Request
Give the count of lines in the data that include "name", with no other words.

Records shown
════════════════════
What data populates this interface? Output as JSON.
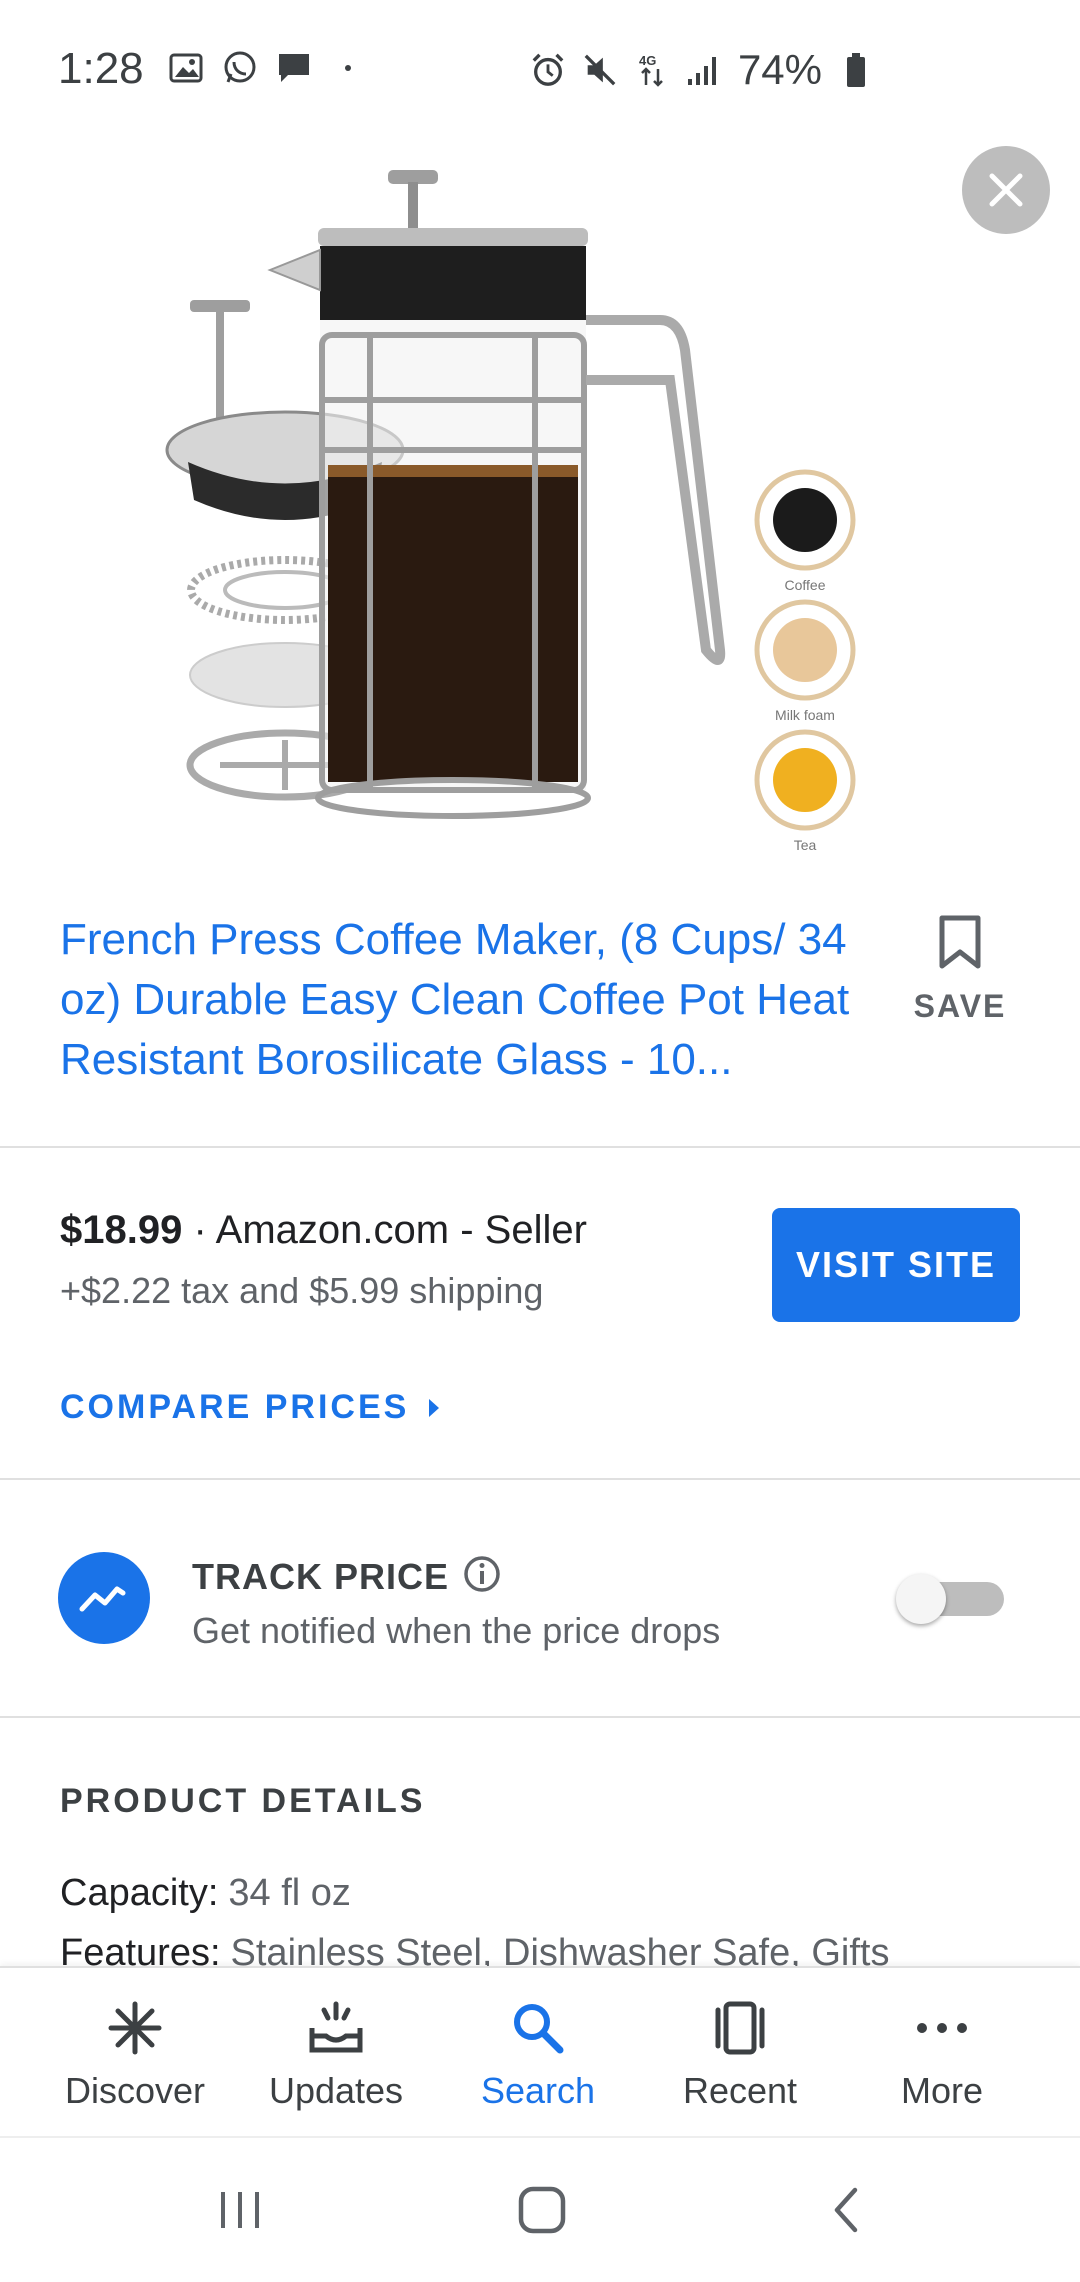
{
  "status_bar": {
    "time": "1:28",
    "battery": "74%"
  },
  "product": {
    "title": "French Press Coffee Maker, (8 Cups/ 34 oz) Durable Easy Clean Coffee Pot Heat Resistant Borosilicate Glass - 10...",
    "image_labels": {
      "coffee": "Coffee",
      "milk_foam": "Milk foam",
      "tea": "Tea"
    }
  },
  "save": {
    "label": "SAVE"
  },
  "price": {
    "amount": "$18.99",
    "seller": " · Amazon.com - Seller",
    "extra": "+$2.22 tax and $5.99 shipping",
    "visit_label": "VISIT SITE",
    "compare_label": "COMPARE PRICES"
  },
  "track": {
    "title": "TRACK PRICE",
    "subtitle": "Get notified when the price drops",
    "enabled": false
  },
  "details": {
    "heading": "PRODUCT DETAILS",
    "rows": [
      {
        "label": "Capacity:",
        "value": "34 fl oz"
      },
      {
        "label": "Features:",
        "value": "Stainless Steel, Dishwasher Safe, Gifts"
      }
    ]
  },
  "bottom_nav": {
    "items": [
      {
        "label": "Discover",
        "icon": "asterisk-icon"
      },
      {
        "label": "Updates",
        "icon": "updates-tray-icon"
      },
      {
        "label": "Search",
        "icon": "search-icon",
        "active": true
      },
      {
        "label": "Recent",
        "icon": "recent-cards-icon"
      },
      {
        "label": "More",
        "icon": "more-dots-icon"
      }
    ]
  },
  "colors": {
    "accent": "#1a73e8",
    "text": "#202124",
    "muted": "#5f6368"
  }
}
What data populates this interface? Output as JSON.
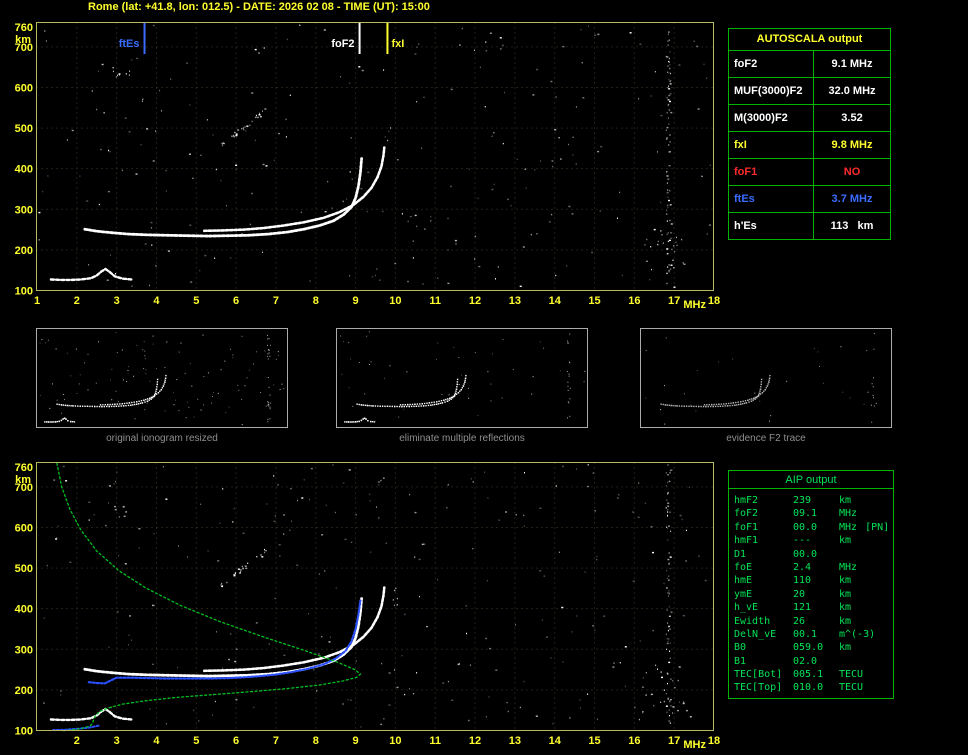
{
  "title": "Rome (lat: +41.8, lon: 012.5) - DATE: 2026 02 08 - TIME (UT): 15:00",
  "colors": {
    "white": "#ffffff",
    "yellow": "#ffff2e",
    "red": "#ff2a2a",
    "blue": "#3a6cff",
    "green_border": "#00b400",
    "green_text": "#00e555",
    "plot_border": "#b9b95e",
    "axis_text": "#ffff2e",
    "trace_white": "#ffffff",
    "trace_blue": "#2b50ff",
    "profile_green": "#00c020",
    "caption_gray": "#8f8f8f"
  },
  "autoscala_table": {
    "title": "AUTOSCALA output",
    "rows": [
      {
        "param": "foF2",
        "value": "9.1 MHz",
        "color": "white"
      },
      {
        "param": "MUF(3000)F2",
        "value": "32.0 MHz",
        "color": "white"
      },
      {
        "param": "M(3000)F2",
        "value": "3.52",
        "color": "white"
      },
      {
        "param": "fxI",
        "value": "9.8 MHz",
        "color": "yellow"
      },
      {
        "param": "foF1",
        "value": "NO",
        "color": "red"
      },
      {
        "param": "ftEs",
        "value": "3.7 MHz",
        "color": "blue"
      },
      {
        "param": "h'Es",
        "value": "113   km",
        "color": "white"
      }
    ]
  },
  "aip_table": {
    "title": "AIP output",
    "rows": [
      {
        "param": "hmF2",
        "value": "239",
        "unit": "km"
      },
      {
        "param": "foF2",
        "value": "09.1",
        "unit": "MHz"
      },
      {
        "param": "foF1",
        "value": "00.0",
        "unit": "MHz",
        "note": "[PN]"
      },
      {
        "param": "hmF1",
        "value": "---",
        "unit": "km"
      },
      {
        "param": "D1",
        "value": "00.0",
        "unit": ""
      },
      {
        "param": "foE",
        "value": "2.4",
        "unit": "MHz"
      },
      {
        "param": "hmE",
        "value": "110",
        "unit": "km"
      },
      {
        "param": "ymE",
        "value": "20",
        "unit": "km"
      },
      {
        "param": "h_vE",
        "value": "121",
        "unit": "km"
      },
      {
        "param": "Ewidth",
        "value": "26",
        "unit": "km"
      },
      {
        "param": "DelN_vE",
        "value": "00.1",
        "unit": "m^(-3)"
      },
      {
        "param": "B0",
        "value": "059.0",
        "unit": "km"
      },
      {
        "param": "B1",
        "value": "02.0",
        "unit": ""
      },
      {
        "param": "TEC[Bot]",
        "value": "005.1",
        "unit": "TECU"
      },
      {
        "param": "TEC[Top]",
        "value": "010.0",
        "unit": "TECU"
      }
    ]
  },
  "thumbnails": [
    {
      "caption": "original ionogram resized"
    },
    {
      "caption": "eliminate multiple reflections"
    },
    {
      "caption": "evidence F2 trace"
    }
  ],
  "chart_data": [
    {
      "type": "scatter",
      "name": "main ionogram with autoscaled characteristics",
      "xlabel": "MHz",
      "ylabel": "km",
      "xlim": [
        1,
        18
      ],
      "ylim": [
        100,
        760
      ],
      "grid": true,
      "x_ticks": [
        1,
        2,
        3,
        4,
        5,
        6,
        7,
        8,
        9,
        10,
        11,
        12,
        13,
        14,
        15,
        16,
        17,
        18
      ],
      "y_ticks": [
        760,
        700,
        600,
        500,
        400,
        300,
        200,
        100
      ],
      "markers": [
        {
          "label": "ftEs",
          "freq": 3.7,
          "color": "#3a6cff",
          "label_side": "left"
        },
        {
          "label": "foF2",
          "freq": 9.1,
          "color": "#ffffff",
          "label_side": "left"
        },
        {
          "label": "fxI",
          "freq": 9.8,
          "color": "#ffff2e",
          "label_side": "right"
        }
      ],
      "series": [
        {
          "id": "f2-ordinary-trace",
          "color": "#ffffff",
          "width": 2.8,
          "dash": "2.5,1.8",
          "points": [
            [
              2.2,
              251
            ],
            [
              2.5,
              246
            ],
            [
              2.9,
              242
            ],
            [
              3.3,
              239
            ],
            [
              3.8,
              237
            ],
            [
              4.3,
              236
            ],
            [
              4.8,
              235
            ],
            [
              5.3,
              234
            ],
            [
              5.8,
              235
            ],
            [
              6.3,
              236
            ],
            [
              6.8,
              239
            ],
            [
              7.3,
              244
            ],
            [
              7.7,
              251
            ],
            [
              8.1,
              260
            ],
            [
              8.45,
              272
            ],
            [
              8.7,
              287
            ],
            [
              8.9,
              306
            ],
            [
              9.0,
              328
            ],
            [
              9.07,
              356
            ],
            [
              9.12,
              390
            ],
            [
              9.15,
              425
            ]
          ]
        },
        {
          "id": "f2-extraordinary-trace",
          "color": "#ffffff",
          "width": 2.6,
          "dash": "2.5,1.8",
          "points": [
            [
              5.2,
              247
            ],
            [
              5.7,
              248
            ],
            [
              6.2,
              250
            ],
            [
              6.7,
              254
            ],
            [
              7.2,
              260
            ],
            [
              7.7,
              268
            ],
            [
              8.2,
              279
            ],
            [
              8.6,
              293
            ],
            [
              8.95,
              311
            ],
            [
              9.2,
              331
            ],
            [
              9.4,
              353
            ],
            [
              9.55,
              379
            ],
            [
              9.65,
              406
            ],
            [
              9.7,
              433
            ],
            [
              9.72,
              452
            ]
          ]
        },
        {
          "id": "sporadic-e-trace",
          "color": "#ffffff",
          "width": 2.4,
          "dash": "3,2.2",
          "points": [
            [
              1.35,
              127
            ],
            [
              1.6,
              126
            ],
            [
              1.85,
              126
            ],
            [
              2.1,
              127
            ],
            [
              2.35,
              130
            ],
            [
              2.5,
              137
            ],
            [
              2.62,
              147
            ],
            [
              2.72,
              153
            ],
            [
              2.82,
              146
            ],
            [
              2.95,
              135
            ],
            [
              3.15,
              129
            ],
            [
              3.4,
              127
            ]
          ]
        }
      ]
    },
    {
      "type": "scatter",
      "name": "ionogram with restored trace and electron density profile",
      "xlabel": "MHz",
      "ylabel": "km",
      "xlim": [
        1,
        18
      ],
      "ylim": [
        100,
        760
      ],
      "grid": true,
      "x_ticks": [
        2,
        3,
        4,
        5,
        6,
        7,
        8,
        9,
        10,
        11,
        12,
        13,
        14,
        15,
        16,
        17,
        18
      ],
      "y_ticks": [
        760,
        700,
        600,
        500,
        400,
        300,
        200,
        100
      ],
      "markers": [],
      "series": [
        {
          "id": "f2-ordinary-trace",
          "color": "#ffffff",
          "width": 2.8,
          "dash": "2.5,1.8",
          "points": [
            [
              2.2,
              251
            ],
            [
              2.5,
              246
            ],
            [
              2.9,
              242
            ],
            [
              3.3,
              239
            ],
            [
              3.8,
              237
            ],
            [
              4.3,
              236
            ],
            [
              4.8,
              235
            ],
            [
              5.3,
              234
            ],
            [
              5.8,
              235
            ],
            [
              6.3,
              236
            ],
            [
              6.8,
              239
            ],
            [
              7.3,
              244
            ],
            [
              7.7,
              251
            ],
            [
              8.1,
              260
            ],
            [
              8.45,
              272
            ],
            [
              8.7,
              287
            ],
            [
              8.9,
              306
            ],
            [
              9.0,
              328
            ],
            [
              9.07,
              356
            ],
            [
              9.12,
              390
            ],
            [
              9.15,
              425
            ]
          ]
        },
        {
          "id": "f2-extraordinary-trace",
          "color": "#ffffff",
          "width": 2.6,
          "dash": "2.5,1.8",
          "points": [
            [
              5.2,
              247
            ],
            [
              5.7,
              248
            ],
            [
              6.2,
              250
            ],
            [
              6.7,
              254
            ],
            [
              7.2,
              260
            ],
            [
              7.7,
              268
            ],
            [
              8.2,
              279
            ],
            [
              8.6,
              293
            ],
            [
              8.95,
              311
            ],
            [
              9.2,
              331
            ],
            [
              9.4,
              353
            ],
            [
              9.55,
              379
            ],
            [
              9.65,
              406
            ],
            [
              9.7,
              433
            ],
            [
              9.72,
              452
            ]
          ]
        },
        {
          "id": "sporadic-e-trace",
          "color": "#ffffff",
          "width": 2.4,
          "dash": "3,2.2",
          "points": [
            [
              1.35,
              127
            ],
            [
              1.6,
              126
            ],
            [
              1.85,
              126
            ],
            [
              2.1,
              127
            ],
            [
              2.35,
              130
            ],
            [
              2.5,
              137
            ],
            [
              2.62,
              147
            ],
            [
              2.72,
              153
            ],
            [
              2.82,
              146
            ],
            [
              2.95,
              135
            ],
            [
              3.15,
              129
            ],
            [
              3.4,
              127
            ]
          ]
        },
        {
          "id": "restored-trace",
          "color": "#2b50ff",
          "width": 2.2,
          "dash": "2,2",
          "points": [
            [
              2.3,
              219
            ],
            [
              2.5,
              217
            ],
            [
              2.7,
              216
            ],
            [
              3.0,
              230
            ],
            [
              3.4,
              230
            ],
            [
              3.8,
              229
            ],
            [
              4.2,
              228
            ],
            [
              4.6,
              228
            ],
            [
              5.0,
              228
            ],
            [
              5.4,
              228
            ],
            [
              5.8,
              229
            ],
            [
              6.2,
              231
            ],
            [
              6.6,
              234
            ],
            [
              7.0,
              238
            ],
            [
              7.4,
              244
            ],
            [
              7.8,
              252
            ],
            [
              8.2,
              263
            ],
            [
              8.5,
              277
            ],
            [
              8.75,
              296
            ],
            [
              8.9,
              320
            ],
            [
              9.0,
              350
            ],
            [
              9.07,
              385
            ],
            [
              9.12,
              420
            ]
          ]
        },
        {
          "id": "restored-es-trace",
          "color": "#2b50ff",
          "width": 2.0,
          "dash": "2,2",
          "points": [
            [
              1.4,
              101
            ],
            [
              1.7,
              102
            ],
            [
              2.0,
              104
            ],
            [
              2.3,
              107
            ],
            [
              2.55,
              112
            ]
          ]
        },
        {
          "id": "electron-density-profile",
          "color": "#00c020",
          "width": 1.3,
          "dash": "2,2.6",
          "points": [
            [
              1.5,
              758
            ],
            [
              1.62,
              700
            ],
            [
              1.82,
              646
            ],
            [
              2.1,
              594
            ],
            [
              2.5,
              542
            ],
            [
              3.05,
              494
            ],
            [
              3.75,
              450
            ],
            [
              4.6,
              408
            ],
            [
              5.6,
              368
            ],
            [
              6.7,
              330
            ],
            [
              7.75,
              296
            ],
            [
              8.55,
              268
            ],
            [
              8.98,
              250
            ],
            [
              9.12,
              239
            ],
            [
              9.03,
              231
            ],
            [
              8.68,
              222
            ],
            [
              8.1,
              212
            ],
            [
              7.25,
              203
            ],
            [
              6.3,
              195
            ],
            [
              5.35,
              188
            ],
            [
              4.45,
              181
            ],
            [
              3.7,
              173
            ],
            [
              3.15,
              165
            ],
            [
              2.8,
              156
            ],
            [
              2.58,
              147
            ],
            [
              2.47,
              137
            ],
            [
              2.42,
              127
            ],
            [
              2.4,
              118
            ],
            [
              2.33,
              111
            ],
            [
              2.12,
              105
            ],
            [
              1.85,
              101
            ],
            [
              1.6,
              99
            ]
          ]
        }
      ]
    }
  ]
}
════════════════════
The solution
2